> [Set problem]
Copy out every line containing the word "name".

> [Working data]
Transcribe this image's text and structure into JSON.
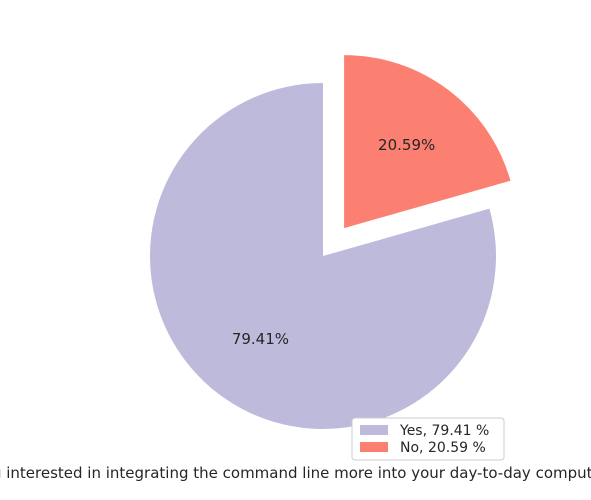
{
  "chart_data": {
    "type": "pie",
    "xlabel": "Are you interested in integrating the command line more into your day-to-day computer use?",
    "slices": [
      {
        "label": "Yes",
        "value": 79.41,
        "pct_text": "79.41%",
        "legend_text": "Yes, 79.41 %",
        "color": "#bebadb",
        "exploded": false
      },
      {
        "label": "No",
        "value": 20.59,
        "pct_text": "20.59%",
        "legend_text": "No, 20.59 %",
        "color": "#fb8072",
        "exploded": true
      }
    ],
    "legend_placement": "lower-right"
  }
}
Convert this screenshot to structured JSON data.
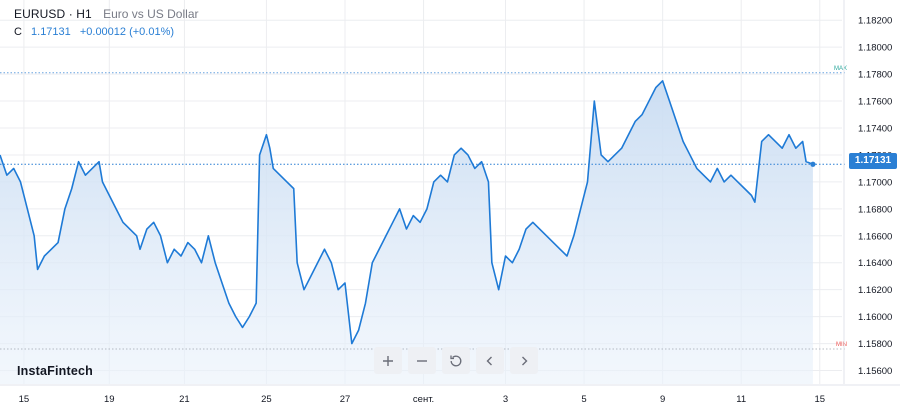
{
  "header": {
    "symbol": "EURUSD · H1",
    "description": "Euro vs US Dollar"
  },
  "ohlc": {
    "label": "C",
    "close": "1.17131",
    "change": "+0.00012 (+0.01%)"
  },
  "brand": {
    "logo_text": "InstaFintech"
  },
  "toolbar": [
    {
      "name": "zoom-in-button",
      "icon": "plus-icon"
    },
    {
      "name": "zoom-out-button",
      "icon": "minus-icon"
    },
    {
      "name": "reset-button",
      "icon": "reset-icon"
    },
    {
      "name": "scroll-left-button",
      "icon": "chevron-left-icon"
    },
    {
      "name": "scroll-right-button",
      "icon": "chevron-right-icon"
    }
  ],
  "colors": {
    "line": "#1e7ad6",
    "accent": "#2a7fd4",
    "max": "#26a69a",
    "min": "#ef5350",
    "grid": "#ecedf0"
  },
  "chart_data": {
    "type": "area",
    "title": "EURUSD · H1",
    "xlabel": "",
    "ylabel": "",
    "ylim": [
      1.155,
      1.1835
    ],
    "y_ticks": [
      "1.18200",
      "1.18000",
      "1.17800",
      "1.17600",
      "1.17400",
      "1.17200",
      "1.17000",
      "1.16800",
      "1.16600",
      "1.16400",
      "1.16200",
      "1.16000",
      "1.15800",
      "1.15600"
    ],
    "x_ticks": [
      {
        "label": "15",
        "x": 0.7
      },
      {
        "label": "19",
        "x": 3.2
      },
      {
        "label": "21",
        "x": 5.4
      },
      {
        "label": "25",
        "x": 7.8
      },
      {
        "label": "27",
        "x": 10.1
      },
      {
        "label": "сент.",
        "x": 12.4
      },
      {
        "label": "3",
        "x": 14.8
      },
      {
        "label": "5",
        "x": 17.1
      },
      {
        "label": "9",
        "x": 19.4
      },
      {
        "label": "11",
        "x": 21.7
      },
      {
        "label": "15",
        "x": 24.0
      }
    ],
    "max_label": "MAX",
    "min_label": "MIN",
    "max_value": 1.1781,
    "min_value": 1.1576,
    "last_value": 1.17131,
    "last_label": "1.17131",
    "grid": true,
    "series": [
      {
        "values": [
          [
            0.0,
            1.172
          ],
          [
            0.2,
            1.1705
          ],
          [
            0.4,
            1.171
          ],
          [
            0.6,
            1.17
          ],
          [
            0.8,
            1.168
          ],
          [
            1.0,
            1.166
          ],
          [
            1.1,
            1.1635
          ],
          [
            1.3,
            1.1645
          ],
          [
            1.5,
            1.165
          ],
          [
            1.7,
            1.1655
          ],
          [
            1.9,
            1.168
          ],
          [
            2.1,
            1.1695
          ],
          [
            2.3,
            1.1715
          ],
          [
            2.5,
            1.1705
          ],
          [
            2.7,
            1.171
          ],
          [
            2.9,
            1.1715
          ],
          [
            3.0,
            1.17
          ],
          [
            3.2,
            1.169
          ],
          [
            3.4,
            1.168
          ],
          [
            3.6,
            1.167
          ],
          [
            3.8,
            1.1665
          ],
          [
            4.0,
            1.166
          ],
          [
            4.1,
            1.165
          ],
          [
            4.3,
            1.1665
          ],
          [
            4.5,
            1.167
          ],
          [
            4.7,
            1.166
          ],
          [
            4.9,
            1.164
          ],
          [
            5.1,
            1.165
          ],
          [
            5.3,
            1.1645
          ],
          [
            5.5,
            1.1655
          ],
          [
            5.7,
            1.165
          ],
          [
            5.9,
            1.164
          ],
          [
            6.1,
            1.166
          ],
          [
            6.3,
            1.164
          ],
          [
            6.5,
            1.1625
          ],
          [
            6.7,
            1.161
          ],
          [
            6.9,
            1.16
          ],
          [
            7.1,
            1.1592
          ],
          [
            7.3,
            1.16
          ],
          [
            7.5,
            1.161
          ],
          [
            7.6,
            1.172
          ],
          [
            7.8,
            1.1735
          ],
          [
            7.9,
            1.1725
          ],
          [
            8.0,
            1.171
          ],
          [
            8.2,
            1.1705
          ],
          [
            8.4,
            1.17
          ],
          [
            8.6,
            1.1695
          ],
          [
            8.7,
            1.164
          ],
          [
            8.9,
            1.162
          ],
          [
            9.1,
            1.163
          ],
          [
            9.3,
            1.164
          ],
          [
            9.5,
            1.165
          ],
          [
            9.7,
            1.164
          ],
          [
            9.9,
            1.162
          ],
          [
            10.1,
            1.1625
          ],
          [
            10.3,
            1.158
          ],
          [
            10.5,
            1.159
          ],
          [
            10.7,
            1.161
          ],
          [
            10.9,
            1.164
          ],
          [
            11.1,
            1.165
          ],
          [
            11.3,
            1.166
          ],
          [
            11.5,
            1.167
          ],
          [
            11.7,
            1.168
          ],
          [
            11.9,
            1.1665
          ],
          [
            12.1,
            1.1675
          ],
          [
            12.3,
            1.167
          ],
          [
            12.5,
            1.168
          ],
          [
            12.7,
            1.17
          ],
          [
            12.9,
            1.1705
          ],
          [
            13.1,
            1.17
          ],
          [
            13.3,
            1.172
          ],
          [
            13.5,
            1.1725
          ],
          [
            13.7,
            1.172
          ],
          [
            13.9,
            1.171
          ],
          [
            14.1,
            1.1715
          ],
          [
            14.3,
            1.17
          ],
          [
            14.4,
            1.164
          ],
          [
            14.6,
            1.162
          ],
          [
            14.8,
            1.1645
          ],
          [
            15.0,
            1.164
          ],
          [
            15.2,
            1.165
          ],
          [
            15.4,
            1.1665
          ],
          [
            15.6,
            1.167
          ],
          [
            15.8,
            1.1665
          ],
          [
            16.0,
            1.166
          ],
          [
            16.2,
            1.1655
          ],
          [
            16.4,
            1.165
          ],
          [
            16.6,
            1.1645
          ],
          [
            16.8,
            1.166
          ],
          [
            17.0,
            1.168
          ],
          [
            17.2,
            1.17
          ],
          [
            17.4,
            1.176
          ],
          [
            17.6,
            1.172
          ],
          [
            17.8,
            1.1715
          ],
          [
            18.0,
            1.172
          ],
          [
            18.2,
            1.1725
          ],
          [
            18.4,
            1.1735
          ],
          [
            18.6,
            1.1745
          ],
          [
            18.8,
            1.175
          ],
          [
            19.0,
            1.176
          ],
          [
            19.2,
            1.177
          ],
          [
            19.4,
            1.1775
          ],
          [
            19.6,
            1.176
          ],
          [
            19.8,
            1.1745
          ],
          [
            20.0,
            1.173
          ],
          [
            20.2,
            1.172
          ],
          [
            20.4,
            1.171
          ],
          [
            20.6,
            1.1705
          ],
          [
            20.8,
            1.17
          ],
          [
            21.0,
            1.171
          ],
          [
            21.2,
            1.17
          ],
          [
            21.4,
            1.1705
          ],
          [
            21.6,
            1.17
          ],
          [
            21.8,
            1.1695
          ],
          [
            22.0,
            1.169
          ],
          [
            22.1,
            1.1685
          ],
          [
            22.3,
            1.173
          ],
          [
            22.5,
            1.1735
          ],
          [
            22.7,
            1.173
          ],
          [
            22.9,
            1.1725
          ],
          [
            23.1,
            1.1735
          ],
          [
            23.3,
            1.1725
          ],
          [
            23.5,
            1.173
          ],
          [
            23.6,
            1.1715
          ],
          [
            23.8,
            1.17131
          ]
        ]
      }
    ]
  }
}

> [Worked solution]
      "name": "zoom-in-button",
      "name": "zoom-out-button",
      "name": "reset-button",
      "name": "scroll-left-button",
      "name": "scroll-right-button",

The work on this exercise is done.